───── EXTRACTED INFORMATION ─────

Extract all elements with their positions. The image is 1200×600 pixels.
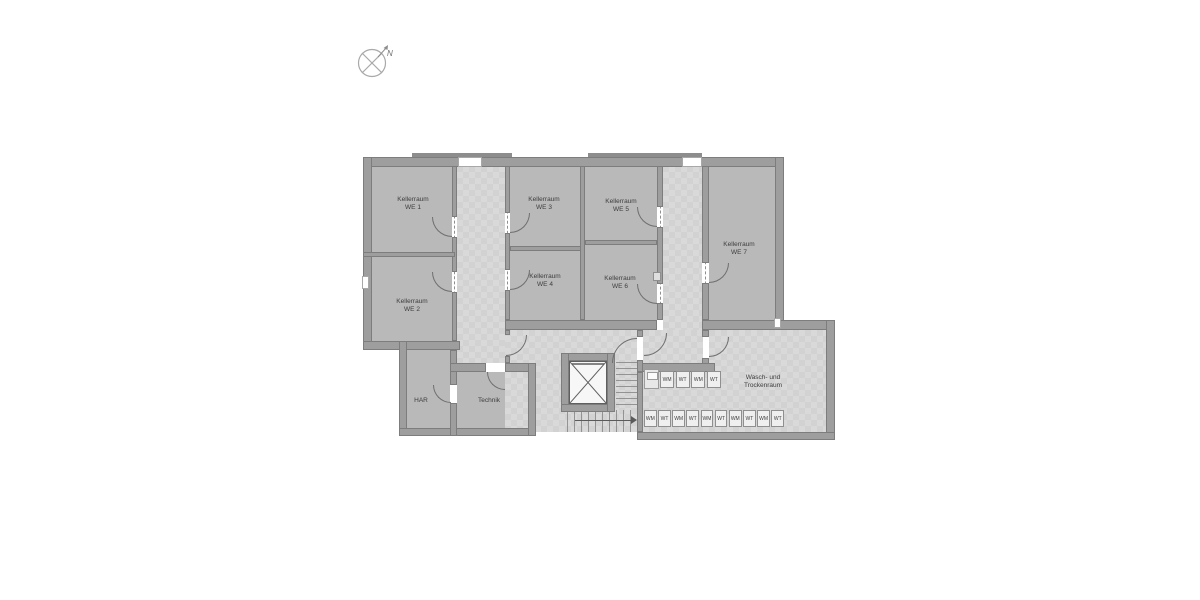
wall <box>510 246 583 251</box>
wall <box>399 428 536 436</box>
elevator-car <box>569 361 607 404</box>
wall <box>505 320 657 330</box>
appliance-wm: WM <box>757 410 770 427</box>
floor-corridor-west <box>457 166 505 363</box>
appliance-wm: WM <box>644 410 657 427</box>
room-name: Technik <box>459 397 519 405</box>
wall <box>452 292 457 341</box>
appliance-wm: WM <box>691 371 705 388</box>
appliance-wt: WT <box>676 371 690 388</box>
appliance-wt: WT <box>743 410 756 427</box>
appliance-wt: WT <box>658 410 671 427</box>
room-label-we3: Kellerraum WE 3 <box>504 196 584 213</box>
appliance-wt: WT <box>707 371 721 388</box>
room-unit: WE 5 <box>581 206 661 214</box>
room-label-technik: Technik <box>459 397 519 405</box>
window <box>774 318 781 328</box>
wall <box>528 363 536 436</box>
room-unit: WE 1 <box>373 204 453 212</box>
wall <box>399 341 407 436</box>
wall <box>637 360 643 372</box>
appliance-row-bottom: WM WT WM WT WM WT WM WT WM WT <box>644 410 784 427</box>
wall <box>826 320 835 440</box>
sink <box>644 369 659 389</box>
room-label-we1: Kellerraum WE 1 <box>373 196 453 213</box>
window <box>458 157 482 167</box>
room-name: Trockenraum <box>723 382 803 390</box>
wall <box>702 330 709 337</box>
compass-n-label: N <box>387 49 393 58</box>
wall <box>657 303 663 320</box>
room-name: Kellerraum <box>373 196 453 204</box>
room-label-we2: Kellerraum WE 2 <box>372 298 452 315</box>
floor-plan-canvas: N <box>0 0 1200 600</box>
room-label-we5: Kellerraum WE 5 <box>581 198 661 215</box>
room-unit: WE 4 <box>505 281 585 289</box>
window <box>362 276 369 289</box>
room-unit: WE 3 <box>504 204 584 212</box>
appliance-wt: WT <box>771 410 784 427</box>
wall <box>363 252 455 257</box>
wall <box>450 363 486 372</box>
room-label-we6: Kellerraum WE 6 <box>580 275 660 292</box>
room-name: Kellerraum <box>580 275 660 283</box>
stair-treads-upper <box>616 362 637 406</box>
room-name: HAR <box>391 397 451 405</box>
wall <box>637 372 643 432</box>
room-name: Wasch- und <box>723 374 803 382</box>
wall <box>363 157 784 167</box>
floor-corridor-east <box>663 166 702 333</box>
appliance-wm: WM <box>729 410 742 427</box>
wall <box>505 290 510 320</box>
elevator-x-icon <box>570 362 606 403</box>
room-name: Kellerraum <box>504 196 584 204</box>
room-name: Kellerraum <box>505 273 585 281</box>
wall <box>505 356 510 363</box>
appliance-wm: WM <box>701 410 714 427</box>
room-unit: WE 7 <box>699 249 779 257</box>
appliance-row-top: WM WT WM WT <box>660 371 721 388</box>
wall <box>637 432 835 440</box>
room-label-we4: Kellerraum WE 4 <box>505 273 585 290</box>
room-label-we7: Kellerraum WE 7 <box>699 241 779 258</box>
room-label-har: HAR <box>391 397 451 405</box>
appliance-wt: WT <box>686 410 699 427</box>
wall <box>505 233 510 270</box>
room-unit: WE 6 <box>580 283 660 291</box>
sink-basin <box>647 372 658 380</box>
room-name: Kellerraum <box>581 198 661 206</box>
stair-treads-lower <box>567 410 637 432</box>
wall <box>702 283 709 320</box>
room-name: Kellerraum <box>372 298 452 306</box>
appliance-wm: WM <box>660 371 674 388</box>
wall <box>702 320 835 330</box>
wall <box>585 240 657 245</box>
room-label-laundry: Wasch- und Trockenraum <box>723 374 803 391</box>
compass-north-icon: N <box>349 38 401 90</box>
room-unit: WE 2 <box>372 306 452 314</box>
wall <box>450 403 457 436</box>
appliance-wm: WM <box>672 410 685 427</box>
wall <box>637 330 643 337</box>
stair-direction-line <box>575 420 633 421</box>
appliance-wt: WT <box>715 410 728 427</box>
wall <box>363 341 460 350</box>
window <box>682 157 702 167</box>
room-name: Kellerraum <box>699 241 779 249</box>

─────

• **INSTRUCTIONS TO FOLLOW**: Quote, without any changes, the items from the line containing "wall <box>510 246 583 251</box>" up to and including the line containing "window <box>458 157 482 167</box>".

• **EXPECTED ANSWER**:
wall <box>510 246 583 251</box>
wall <box>399 428 536 436</box>
elevator-car <box>569 361 607 404</box>
wall <box>505 320 657 330</box>
appliance-wm: WM <box>757 410 770 427</box>
floor-corridor-west <box>457 166 505 363</box>
appliance-wm: WM <box>644 410 657 427</box>
room-name: Technik <box>459 397 519 405</box>
wall <box>452 292 457 341</box>
appliance-wm: WM <box>691 371 705 388</box>
appliance-wt: WT <box>676 371 690 388</box>
appliance-wt: WT <box>743 410 756 427</box>
appliance-wt: WT <box>658 410 671 427</box>
room-label-we3: Kellerraum WE 3 <box>504 196 584 213</box>
appliance-wt: WT <box>707 371 721 388</box>
room-unit: WE 5 <box>581 206 661 214</box>
room-label-technik: Technik <box>459 397 519 405</box>
window <box>774 318 781 328</box>
wall <box>528 363 536 436</box>
room-unit: WE 1 <box>373 204 453 212</box>
wall <box>399 341 407 436</box>
wall <box>637 360 643 372</box>
appliance-row-bottom: WM WT WM WT WM WT WM WT WM WT <box>644 410 784 427</box>
wall <box>826 320 835 440</box>
sink <box>644 369 659 389</box>
room-label-we1: Kellerraum WE 1 <box>373 196 453 213</box>
window <box>458 157 482 167</box>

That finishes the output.